> **Source excerpt**
The biharmonic equation for Stokes flow
Contents
The biharmonic equation for Stokes flow¶
\[\nabla^4 \psi = -{\rm Ra} \frac{\partial T}{\partial x_1}\]
\[\nabla^4 \equiv \nabla^2 ( \nabla ^2) \equiv
\left( \frac{\partial ^4}{\partial x_1^4} +
2 \frac{\partial ^2}{\partial x_1^2} \frac{\partial ^2}{\partial x_2^2} +
\frac{\partial ^4}{\partial x_2^4} \right)\]
Solutions take the form:
\( \psi_0 = a \sin k x \cosh k y + b \sin k x \sinh k y \)
\( \psi_1 = c y \sin k x \cosh k y + d y \sin k x \sinh k y\)
import sympy
import math
import numpy as np
Symbolic approach¶
from sympy.core.symbol import Symbol
from sympy.core.function import Function
x = Symbol('x')
y = Symbol('y')
k = Symbol('k', positive=True)
A = Symbol('A')
B = Symbol('B')
C = Symbol('C')
D = Symbol('D')
Ra = Symbol('Ra', positive=True)
psi = Function('psi')
T = Function('T')
# Potential solution
PSI1 = A * sympy.sin(k*x) * sympy.cosh(k*y) + B * sympy.sin(k*x) * sympy.sinh(k*y)
PSI1
Define the biharmonic operator and the biharmonic equation
BH = psi(x,y).diff(x,4) + 2 * psi(x,y).diff((x,2),(y,2)) + psi(x,y).diff(y,4)
eq1=sympy.Eq(BH, 0)
eq2=sympy.Eq(BH, Ra*T(x,y).diff(x))

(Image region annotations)
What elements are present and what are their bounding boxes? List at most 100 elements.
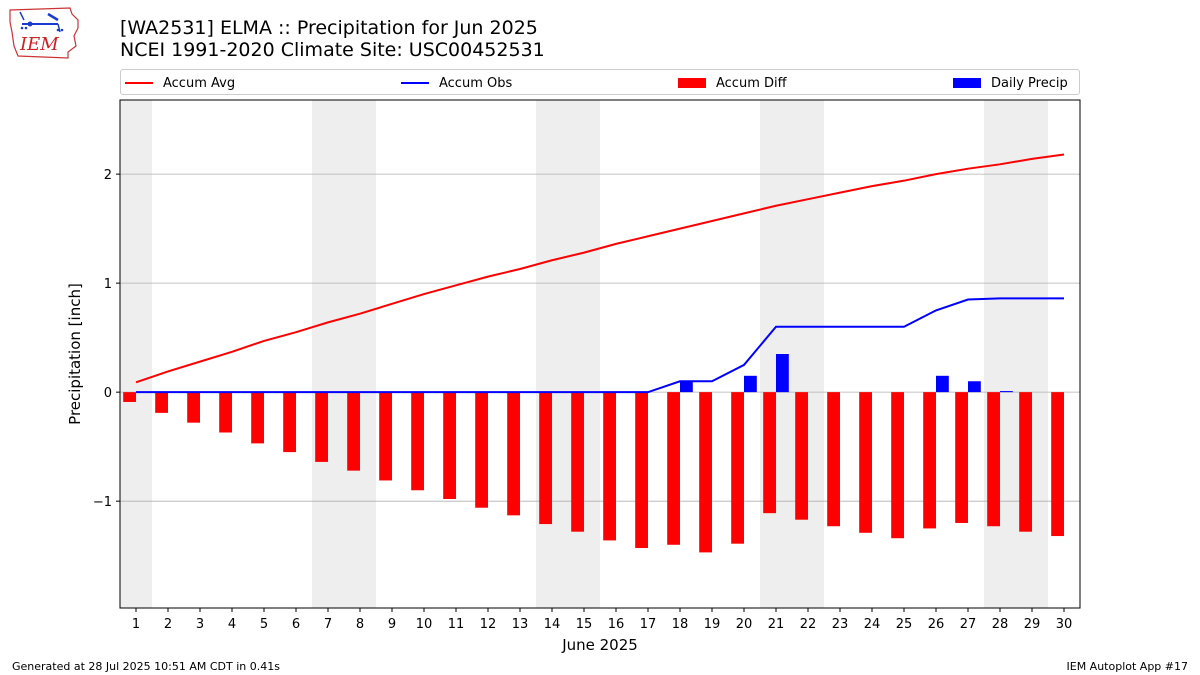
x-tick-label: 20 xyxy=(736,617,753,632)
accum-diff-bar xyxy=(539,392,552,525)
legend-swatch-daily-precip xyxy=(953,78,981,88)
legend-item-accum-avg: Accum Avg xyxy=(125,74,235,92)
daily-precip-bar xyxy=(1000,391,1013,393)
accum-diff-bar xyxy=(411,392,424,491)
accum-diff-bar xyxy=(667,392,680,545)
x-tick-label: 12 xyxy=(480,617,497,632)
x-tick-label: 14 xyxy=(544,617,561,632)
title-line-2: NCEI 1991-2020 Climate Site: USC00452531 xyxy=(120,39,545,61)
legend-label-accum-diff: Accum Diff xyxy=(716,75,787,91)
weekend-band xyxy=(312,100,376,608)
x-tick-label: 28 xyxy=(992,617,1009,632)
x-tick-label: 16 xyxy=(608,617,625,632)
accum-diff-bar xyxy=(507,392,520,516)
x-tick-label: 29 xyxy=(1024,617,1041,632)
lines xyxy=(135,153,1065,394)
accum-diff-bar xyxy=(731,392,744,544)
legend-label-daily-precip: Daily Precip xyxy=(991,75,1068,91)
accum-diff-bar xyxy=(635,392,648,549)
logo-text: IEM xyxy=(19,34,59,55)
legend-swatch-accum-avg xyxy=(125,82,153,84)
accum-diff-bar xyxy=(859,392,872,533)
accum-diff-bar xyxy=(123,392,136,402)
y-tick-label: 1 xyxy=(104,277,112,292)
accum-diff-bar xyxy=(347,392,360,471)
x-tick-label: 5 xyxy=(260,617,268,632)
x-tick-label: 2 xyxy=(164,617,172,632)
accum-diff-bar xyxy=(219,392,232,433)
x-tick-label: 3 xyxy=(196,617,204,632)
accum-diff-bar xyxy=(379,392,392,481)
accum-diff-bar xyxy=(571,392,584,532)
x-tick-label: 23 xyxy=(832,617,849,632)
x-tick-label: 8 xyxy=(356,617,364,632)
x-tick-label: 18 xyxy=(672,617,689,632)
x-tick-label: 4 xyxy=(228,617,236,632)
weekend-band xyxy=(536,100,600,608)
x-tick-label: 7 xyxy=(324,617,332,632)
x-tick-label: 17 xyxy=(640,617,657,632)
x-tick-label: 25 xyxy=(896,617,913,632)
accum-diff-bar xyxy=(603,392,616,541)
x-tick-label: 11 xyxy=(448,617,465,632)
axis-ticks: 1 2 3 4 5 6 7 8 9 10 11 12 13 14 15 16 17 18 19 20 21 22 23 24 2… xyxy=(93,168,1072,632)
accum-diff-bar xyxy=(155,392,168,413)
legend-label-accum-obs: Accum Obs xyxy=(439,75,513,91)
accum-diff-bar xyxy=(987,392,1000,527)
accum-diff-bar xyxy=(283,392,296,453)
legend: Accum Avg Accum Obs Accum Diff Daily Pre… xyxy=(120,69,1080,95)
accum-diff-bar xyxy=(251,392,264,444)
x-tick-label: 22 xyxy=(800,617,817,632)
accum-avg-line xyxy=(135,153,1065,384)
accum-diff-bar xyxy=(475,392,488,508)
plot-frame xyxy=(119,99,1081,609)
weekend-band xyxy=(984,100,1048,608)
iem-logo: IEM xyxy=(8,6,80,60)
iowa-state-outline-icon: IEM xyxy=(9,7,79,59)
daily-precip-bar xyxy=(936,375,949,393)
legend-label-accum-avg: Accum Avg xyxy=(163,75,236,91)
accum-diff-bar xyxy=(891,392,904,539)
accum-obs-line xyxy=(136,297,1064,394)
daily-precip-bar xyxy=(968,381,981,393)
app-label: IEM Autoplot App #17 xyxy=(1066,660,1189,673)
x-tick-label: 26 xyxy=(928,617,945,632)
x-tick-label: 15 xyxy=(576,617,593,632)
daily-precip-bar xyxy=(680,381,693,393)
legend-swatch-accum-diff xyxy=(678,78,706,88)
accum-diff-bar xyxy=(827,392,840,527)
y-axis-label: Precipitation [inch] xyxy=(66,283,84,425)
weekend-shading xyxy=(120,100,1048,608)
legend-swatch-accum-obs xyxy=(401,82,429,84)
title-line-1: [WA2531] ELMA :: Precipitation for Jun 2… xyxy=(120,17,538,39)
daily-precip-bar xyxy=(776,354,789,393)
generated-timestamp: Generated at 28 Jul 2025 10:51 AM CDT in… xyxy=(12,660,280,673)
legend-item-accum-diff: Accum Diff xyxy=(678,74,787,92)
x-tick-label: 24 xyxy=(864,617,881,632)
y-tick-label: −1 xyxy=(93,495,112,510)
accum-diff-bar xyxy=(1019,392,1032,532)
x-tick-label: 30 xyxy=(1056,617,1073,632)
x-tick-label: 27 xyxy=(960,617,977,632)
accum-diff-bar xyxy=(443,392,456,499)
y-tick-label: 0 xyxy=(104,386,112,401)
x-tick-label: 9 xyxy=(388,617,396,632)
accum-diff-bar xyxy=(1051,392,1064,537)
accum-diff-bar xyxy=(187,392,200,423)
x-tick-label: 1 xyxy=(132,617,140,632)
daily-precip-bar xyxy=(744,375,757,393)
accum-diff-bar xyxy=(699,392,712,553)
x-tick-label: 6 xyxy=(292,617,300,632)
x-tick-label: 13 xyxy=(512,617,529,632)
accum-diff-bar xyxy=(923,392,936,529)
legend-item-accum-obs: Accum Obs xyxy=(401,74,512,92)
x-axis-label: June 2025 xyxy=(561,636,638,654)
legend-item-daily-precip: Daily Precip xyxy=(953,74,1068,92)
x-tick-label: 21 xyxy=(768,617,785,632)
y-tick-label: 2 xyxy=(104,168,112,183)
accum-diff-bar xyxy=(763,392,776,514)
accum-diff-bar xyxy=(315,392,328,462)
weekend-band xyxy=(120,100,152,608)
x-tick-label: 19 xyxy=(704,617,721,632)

---

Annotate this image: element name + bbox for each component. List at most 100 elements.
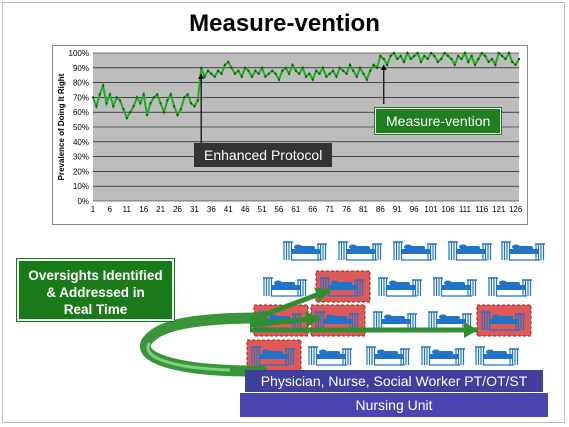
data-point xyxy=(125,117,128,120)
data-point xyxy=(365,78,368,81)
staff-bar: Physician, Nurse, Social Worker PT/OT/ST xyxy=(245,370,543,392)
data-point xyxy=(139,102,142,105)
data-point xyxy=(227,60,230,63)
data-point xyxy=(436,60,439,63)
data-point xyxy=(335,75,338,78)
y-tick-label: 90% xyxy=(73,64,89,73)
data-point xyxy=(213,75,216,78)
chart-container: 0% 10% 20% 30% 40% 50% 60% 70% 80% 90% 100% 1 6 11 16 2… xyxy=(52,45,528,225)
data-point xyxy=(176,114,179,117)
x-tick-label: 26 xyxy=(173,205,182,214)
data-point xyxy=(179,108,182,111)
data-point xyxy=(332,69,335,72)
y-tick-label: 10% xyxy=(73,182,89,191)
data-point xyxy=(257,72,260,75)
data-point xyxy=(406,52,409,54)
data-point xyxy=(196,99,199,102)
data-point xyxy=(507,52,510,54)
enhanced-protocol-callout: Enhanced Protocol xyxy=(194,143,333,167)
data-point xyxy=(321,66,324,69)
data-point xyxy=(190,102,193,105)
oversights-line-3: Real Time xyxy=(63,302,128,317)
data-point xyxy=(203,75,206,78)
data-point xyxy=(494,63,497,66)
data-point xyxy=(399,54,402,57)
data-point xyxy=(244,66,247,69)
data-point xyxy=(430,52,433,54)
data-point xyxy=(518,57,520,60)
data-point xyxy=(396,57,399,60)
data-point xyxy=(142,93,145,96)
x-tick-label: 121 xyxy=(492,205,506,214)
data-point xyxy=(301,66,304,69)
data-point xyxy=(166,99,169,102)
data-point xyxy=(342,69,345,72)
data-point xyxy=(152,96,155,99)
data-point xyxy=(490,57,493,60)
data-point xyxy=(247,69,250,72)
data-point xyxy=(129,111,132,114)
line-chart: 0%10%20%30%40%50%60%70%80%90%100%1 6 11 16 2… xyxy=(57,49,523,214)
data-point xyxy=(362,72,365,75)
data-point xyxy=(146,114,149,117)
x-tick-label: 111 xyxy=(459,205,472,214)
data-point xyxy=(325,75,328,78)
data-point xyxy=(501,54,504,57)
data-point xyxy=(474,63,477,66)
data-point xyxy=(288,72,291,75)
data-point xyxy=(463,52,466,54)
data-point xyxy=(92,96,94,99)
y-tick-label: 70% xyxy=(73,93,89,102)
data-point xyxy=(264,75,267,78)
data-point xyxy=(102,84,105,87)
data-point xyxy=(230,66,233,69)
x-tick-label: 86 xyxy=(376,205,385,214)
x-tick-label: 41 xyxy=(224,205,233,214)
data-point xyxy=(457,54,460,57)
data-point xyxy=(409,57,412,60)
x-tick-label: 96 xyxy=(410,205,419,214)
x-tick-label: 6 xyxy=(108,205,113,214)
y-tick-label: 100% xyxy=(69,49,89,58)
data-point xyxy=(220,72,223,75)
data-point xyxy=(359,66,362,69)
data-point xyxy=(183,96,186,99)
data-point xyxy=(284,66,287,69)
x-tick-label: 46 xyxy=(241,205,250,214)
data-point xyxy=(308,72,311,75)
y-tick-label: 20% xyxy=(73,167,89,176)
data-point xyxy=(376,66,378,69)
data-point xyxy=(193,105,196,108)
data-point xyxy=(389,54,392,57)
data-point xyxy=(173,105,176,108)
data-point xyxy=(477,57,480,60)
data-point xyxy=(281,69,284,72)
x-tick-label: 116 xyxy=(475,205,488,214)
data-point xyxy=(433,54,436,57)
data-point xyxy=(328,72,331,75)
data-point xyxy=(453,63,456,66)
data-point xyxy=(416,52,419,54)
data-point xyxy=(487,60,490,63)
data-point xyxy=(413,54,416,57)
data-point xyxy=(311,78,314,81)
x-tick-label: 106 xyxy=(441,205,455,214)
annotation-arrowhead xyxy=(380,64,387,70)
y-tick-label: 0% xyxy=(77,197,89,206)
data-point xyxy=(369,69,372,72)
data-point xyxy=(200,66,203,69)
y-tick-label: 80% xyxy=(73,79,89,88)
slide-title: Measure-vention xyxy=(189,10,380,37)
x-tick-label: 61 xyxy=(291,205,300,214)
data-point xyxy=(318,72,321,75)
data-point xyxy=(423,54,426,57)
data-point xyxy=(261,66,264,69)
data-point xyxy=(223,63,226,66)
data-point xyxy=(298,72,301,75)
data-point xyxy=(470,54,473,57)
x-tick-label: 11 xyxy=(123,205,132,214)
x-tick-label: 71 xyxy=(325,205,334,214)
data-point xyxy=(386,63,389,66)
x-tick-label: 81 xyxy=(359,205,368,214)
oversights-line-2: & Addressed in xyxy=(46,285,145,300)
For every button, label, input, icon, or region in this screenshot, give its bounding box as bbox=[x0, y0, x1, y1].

> **Work to complete**
1. Write out the part of the Stokes flow text from "import sympy" to "D = Symbol('D')".
2. Continue the text on the biharmonic equation for Stokes flow, picking up after its final line.

> **Answers by task**
1.
import sympy
import math
import numpy as np
Symbolic approach¶
from sympy.core.symbol import Symbol
from sympy.core.function import Function
x = Symbol('x')
y = Symbol('y')
k = Symbol('k', positive=True)
A = Symbol('A')
B = Symbol('B')
C = Symbol('C')
D = Symbol('D')

2.
Substitute the potential solution and verify that it is an eigenfunction of \(\nabla^4\)
BH1 = BH.replace(psi(x,y), PSI1)
# This is too complicated to simplify in this form ... (try it !)
# BH1.simplify()
BH2 = BH1.doit().simplify()
(BH2 / PSI1).simplify()
There is another pair of solutions, \(y * \psi_0\)
PSI2 = y * PSI1
BH1 = BH.replace(psi(x,y), PSI2).doit().simplify()
BH2 = BH1.doit().simplify()
(BH2 / PSI2).simplify()
PSI = PSI1 + C * y * sympy.sin(k*x) * sympy.cosh(k*y) + D * y * sympy.sin(k*x) * sympy.sinh(k*y)
PSI0 = PSI.factor().collect(sympy.cosh(k*y)).collect(sympy.sinh(k*y))
PSI0 / sympy.sin(k*x)
BH1 = BH.replace(psi(x,y), PSI).doit().simplify()
BH2 = BH1.doit().simplify()
BH3 = BH2.factor().collect(sympy.cosh(k*y)).collect(sympy.sinh(k*y))
BH3 / sympy.sin(k*x)